● **Supplied material**
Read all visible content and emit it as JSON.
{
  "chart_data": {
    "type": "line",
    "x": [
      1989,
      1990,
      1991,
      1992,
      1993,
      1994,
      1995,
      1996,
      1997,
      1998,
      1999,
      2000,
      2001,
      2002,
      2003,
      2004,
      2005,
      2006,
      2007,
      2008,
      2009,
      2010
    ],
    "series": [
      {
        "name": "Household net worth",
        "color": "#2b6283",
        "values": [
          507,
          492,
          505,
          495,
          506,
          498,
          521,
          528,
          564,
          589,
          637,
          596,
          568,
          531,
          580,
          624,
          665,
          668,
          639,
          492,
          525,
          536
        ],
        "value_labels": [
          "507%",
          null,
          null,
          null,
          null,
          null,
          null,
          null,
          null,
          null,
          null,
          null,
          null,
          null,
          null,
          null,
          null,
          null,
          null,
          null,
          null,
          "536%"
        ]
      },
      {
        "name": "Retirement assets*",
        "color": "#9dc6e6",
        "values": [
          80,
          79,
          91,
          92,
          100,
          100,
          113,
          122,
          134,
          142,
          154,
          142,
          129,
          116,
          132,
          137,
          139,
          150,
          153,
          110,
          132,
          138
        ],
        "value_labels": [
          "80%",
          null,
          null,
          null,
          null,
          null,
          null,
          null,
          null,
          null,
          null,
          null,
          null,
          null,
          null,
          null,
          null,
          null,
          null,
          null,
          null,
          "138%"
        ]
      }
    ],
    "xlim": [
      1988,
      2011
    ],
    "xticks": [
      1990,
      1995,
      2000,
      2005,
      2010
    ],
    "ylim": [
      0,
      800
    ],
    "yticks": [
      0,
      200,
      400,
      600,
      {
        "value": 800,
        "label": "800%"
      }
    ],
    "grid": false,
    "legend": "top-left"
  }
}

● **Set task**
Reproduce all the data word for word.

● **Reply**
Read all visible content and emit it as JSON.
{
  "chart_data": {
    "type": "line",
    "x": [
      1989,
      1990,
      1991,
      1992,
      1993,
      1994,
      1995,
      1996,
      1997,
      1998,
      1999,
      2000,
      2001,
      2002,
      2003,
      2004,
      2005,
      2006,
      2007,
      2008,
      2009,
      2010
    ],
    "series": [
      {
        "name": "Household net worth",
        "color": "#2b6283",
        "values": [
          507,
          492,
          505,
          495,
          506,
          498,
          521,
          528,
          564,
          589,
          637,
          596,
          568,
          531,
          580,
          624,
          665,
          668,
          639,
          492,
          525,
          536
        ],
        "value_labels": [
          "507%",
          null,
          null,
          null,
          null,
          null,
          null,
          null,
          null,
          null,
          null,
          null,
          null,
          null,
          null,
          null,
          null,
          null,
          null,
          null,
          null,
          "536%"
        ]
      },
      {
        "name": "Retirement assets*",
        "color": "#9dc6e6",
        "values": [
          80,
          79,
          91,
          92,
          100,
          100,
          113,
          122,
          134,
          142,
          154,
          142,
          129,
          116,
          132,
          137,
          139,
          150,
          153,
          110,
          132,
          138
        ],
        "value_labels": [
          "80%",
          null,
          null,
          null,
          null,
          null,
          null,
          null,
          null,
          null,
          null,
          null,
          null,
          null,
          null,
          null,
          null,
          null,
          null,
          null,
          null,
          "138%"
        ]
      }
    ],
    "xlim": [
      1988,
      2011
    ],
    "xticks": [
      1990,
      1995,
      2000,
      2005,
      2010
    ],
    "ylim": [
      0,
      800
    ],
    "yticks": [
      0,
      200,
      400,
      600,
      {
        "value": 800,
        "label": "800%"
      }
    ],
    "grid": false,
    "legend": "top-left"
  }
}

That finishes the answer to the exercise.